---------- Given data

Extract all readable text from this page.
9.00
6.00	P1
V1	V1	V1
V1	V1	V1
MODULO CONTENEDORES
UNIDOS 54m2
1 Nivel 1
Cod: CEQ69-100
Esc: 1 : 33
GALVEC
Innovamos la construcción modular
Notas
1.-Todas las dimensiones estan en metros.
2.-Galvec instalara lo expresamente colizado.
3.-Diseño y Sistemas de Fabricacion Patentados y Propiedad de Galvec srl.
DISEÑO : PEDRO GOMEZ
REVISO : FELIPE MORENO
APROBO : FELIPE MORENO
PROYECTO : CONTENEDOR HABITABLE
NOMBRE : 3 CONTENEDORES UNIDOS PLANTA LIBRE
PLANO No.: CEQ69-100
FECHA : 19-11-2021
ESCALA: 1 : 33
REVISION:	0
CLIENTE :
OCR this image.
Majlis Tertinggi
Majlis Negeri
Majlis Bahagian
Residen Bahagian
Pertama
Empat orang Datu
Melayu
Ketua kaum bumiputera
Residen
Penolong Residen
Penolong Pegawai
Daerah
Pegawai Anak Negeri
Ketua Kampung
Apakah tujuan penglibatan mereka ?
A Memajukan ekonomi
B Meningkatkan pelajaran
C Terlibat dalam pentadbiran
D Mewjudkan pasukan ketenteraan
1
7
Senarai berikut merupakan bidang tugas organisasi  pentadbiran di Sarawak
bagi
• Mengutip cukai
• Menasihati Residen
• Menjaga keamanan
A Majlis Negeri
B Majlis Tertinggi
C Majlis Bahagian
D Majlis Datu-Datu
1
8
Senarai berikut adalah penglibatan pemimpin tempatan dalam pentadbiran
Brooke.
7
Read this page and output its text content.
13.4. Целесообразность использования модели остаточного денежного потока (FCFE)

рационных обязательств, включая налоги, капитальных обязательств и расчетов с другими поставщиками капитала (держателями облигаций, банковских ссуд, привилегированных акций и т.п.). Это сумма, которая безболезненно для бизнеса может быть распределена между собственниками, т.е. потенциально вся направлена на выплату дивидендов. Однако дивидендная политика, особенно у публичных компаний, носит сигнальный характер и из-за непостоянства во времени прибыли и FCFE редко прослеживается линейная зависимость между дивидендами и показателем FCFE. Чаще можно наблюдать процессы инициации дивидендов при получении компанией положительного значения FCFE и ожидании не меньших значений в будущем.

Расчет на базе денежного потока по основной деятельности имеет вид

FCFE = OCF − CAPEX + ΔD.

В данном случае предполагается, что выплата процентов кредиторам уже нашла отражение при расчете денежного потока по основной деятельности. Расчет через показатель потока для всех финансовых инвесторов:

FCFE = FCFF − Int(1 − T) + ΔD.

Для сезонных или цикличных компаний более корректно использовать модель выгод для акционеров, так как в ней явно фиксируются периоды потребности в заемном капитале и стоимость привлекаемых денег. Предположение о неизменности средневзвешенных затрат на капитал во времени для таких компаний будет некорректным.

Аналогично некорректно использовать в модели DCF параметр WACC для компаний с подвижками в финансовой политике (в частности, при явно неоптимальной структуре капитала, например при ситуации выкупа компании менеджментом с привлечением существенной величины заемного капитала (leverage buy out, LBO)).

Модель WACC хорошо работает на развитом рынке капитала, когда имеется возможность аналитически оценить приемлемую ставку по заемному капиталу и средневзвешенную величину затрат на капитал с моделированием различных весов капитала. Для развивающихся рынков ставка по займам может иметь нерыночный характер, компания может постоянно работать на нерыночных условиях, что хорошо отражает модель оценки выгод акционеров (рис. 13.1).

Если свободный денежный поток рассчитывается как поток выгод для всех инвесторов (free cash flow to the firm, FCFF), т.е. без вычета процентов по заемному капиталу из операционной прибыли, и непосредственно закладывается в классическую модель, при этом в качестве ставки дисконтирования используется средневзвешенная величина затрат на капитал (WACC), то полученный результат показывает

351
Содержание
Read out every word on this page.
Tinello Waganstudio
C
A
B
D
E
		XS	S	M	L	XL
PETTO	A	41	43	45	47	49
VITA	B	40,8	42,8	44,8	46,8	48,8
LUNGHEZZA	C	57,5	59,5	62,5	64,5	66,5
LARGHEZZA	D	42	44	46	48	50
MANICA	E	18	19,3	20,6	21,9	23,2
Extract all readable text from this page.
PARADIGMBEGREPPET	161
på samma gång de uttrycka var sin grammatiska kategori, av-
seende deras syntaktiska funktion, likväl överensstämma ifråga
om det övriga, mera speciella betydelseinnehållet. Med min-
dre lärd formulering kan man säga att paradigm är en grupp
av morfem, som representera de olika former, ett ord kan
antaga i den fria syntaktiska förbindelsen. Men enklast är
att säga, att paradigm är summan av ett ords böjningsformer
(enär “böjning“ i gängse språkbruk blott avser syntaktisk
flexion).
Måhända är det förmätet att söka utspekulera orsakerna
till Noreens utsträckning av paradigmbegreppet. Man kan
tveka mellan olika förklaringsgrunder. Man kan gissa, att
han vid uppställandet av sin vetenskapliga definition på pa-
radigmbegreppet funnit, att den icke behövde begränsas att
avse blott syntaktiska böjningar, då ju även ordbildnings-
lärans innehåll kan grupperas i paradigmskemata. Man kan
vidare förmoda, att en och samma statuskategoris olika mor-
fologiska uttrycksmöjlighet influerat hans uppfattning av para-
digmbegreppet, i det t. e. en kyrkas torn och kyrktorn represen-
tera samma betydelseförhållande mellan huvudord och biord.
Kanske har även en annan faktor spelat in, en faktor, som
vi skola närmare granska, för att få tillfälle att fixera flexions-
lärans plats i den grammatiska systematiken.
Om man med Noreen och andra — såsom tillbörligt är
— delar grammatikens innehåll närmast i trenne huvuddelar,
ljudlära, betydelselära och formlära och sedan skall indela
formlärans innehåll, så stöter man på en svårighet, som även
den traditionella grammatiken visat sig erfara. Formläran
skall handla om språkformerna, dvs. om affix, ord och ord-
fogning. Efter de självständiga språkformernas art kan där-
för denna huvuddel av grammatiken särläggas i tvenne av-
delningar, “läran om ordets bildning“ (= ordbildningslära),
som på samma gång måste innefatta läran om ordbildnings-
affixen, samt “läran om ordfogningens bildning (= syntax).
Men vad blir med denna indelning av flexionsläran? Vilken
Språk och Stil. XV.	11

--------------------

§ What you should do
Emit the full listing verbatim.

§ Full solution
Extract all readable text from this page.
9.00
6.00	P1
V1	V1	V1
V1	V1	V1
MODULO CONTENEDORES
UNIDOS 54m2
1 Nivel 1
Cod: CEQ69-100
Esc: 1 : 33
GALVEC
Innovamos la construcción modular
Notas
1.-Todas las dimensiones estan en metros.
2.-Galvec instalara lo expresamente colizado.
3.-Diseño y Sistemas de Fabricacion Patentados y Propiedad de Galvec srl.
DISEÑO : PEDRO GOMEZ
REVISO : FELIPE MORENO
APROBO : FELIPE MORENO
PROYECTO : CONTENEDOR HABITABLE
NOMBRE : 3 CONTENEDORES UNIDOS PLANTA LIBRE
PLANO No.: CEQ69-100
FECHA : 19-11-2021
ESCALA: 1 : 33
REVISION:	0
CLIENTE :
OCR this image.
Majlis Tertinggi
Majlis Negeri
Majlis Bahagian
Residen Bahagian
Pertama
Empat orang Datu
Melayu
Ketua kaum bumiputera
Residen
Penolong Residen
Penolong Pegawai
Daerah
Pegawai Anak Negeri
Ketua Kampung
Apakah tujuan penglibatan mereka ?
A Memajukan ekonomi
B Meningkatkan pelajaran
C Terlibat dalam pentadbiran
D Mewjudkan pasukan ketenteraan
1
7
Senarai berikut merupakan bidang tugas organisasi  pentadbiran di Sarawak
bagi
• Mengutip cukai
• Menasihati Residen
• Menjaga keamanan
A Majlis Negeri
B Majlis Tertinggi
C Majlis Bahagian
D Majlis Datu-Datu
1
8
Senarai berikut adalah penglibatan pemimpin tempatan dalam pentadbiran
Brooke.
7
Read this page and output its text content.
13.4. Целесообразность использования модели остаточного денежного потока (FCFE)

рационных обязательств, включая налоги, капитальных обязательств и расчетов с другими поставщиками капитала (держателями облигаций, банковских ссуд, привилегированных акций и т.п.). Это сумма, которая безболезненно для бизнеса может быть распределена между собственниками, т.е. потенциально вся направлена на выплату дивидендов. Однако дивидендная политика, особенно у публичных компаний, носит сигнальный характер и из-за непостоянства во времени прибыли и FCFE редко прослеживается линейная зависимость между дивидендами и показателем FCFE. Чаще можно наблюдать процессы инициации дивидендов при получении компанией положительного значения FCFE и ожидании не меньших значений в будущем.

Расчет на базе денежного потока по основной деятельности имеет вид

FCFE = OCF − CAPEX + ΔD.

В данном случае предполагается, что выплата процентов кредиторам уже нашла отражение при расчете денежного потока по основной деятельности. Расчет через показатель потока для всех финансовых инвесторов:

FCFE = FCFF − Int(1 − T) + ΔD.

Для сезонных или цикличных компаний более корректно использовать модель выгод для акционеров, так как в ней явно фиксируются периоды потребности в заемном капитале и стоимость привлекаемых денег. Предположение о неизменности средневзвешенных затрат на капитал во времени для таких компаний будет некорректным.

Аналогично некорректно использовать в модели DCF параметр WACC для компаний с подвижками в финансовой политике (в частности, при явно неоптимальной структуре капитала, например при ситуации выкупа компании менеджментом с привлечением существенной величины заемного капитала (leverage buy out, LBO)).

Модель WACC хорошо работает на развитом рынке капитала, когда имеется возможность аналитически оценить приемлемую ставку по заемному капиталу и средневзвешенную величину затрат на капитал с моделированием различных весов капитала. Для развивающихся рынков ставка по займам может иметь нерыночный характер, компания может постоянно работать на нерыночных условиях, что хорошо отражает модель оценки выгод акционеров (рис. 13.1).

Если свободный денежный поток рассчитывается как поток выгод для всех инвесторов (free cash flow to the firm, FCFF), т.е. без вычета процентов по заемному капиталу из операционной прибыли, и непосредственно закладывается в классическую модель, при этом в качестве ставки дисконтирования используется средневзвешенная величина затрат на капитал (WACC), то полученный результат показывает

351
Содержание
Read out every word on this page.
Tinello Waganstudio
C
A
B
D
E
		XS	S	M	L	XL
PETTO	A	41	43	45	47	49
VITA	B	40,8	42,8	44,8	46,8	48,8
LUNGHEZZA	C	57,5	59,5	62,5	64,5	66,5
LARGHEZZA	D	42	44	46	48	50
MANICA	E	18	19,3	20,6	21,9	23,2
Extract all readable text from this page.
PARADIGMBEGREPPET	161
på samma gång de uttrycka var sin grammatiska kategori, av-
seende deras syntaktiska funktion, likväl överensstämma ifråga
om det övriga, mera speciella betydelseinnehållet. Med min-
dre lärd formulering kan man säga att paradigm är en grupp
av morfem, som representera de olika former, ett ord kan
antaga i den fria syntaktiska förbindelsen. Men enklast är
att säga, att paradigm är summan av ett ords böjningsformer
(enär “böjning“ i gängse språkbruk blott avser syntaktisk
flexion).
Måhända är det förmätet att söka utspekulera orsakerna
till Noreens utsträckning av paradigmbegreppet. Man kan
tveka mellan olika förklaringsgrunder. Man kan gissa, att
han vid uppställandet av sin vetenskapliga definition på pa-
radigmbegreppet funnit, att den icke behövde begränsas att
avse blott syntaktiska böjningar, då ju även ordbildnings-
lärans innehåll kan grupperas i paradigmskemata. Man kan
vidare förmoda, att en och samma statuskategoris olika mor-
fologiska uttrycksmöjlighet influerat hans uppfattning av para-
digmbegreppet, i det t. e. en kyrkas torn och kyrktorn represen-
tera samma betydelseförhållande mellan huvudord och biord.
Kanske har även en annan faktor spelat in, en faktor, som
vi skola närmare granska, för att få tillfälle att fixera flexions-
lärans plats i den grammatiska systematiken.
Om man med Noreen och andra — såsom tillbörligt är
— delar grammatikens innehåll närmast i trenne huvuddelar,
ljudlära, betydelselära och formlära och sedan skall indela
formlärans innehåll, så stöter man på en svårighet, som även
den traditionella grammatiken visat sig erfara. Formläran
skall handla om språkformerna, dvs. om affix, ord och ord-
fogning. Efter de självständiga språkformernas art kan där-
för denna huvuddel av grammatiken särläggas i tvenne av-
delningar, “läran om ordets bildning“ (= ordbildningslära),
som på samma gång måste innefatta läran om ordbildnings-
affixen, samt “läran om ordfogningens bildning (= syntax).
Men vad blir med denna indelning av flexionsläran? Vilken
Språk och Stil. XV.	11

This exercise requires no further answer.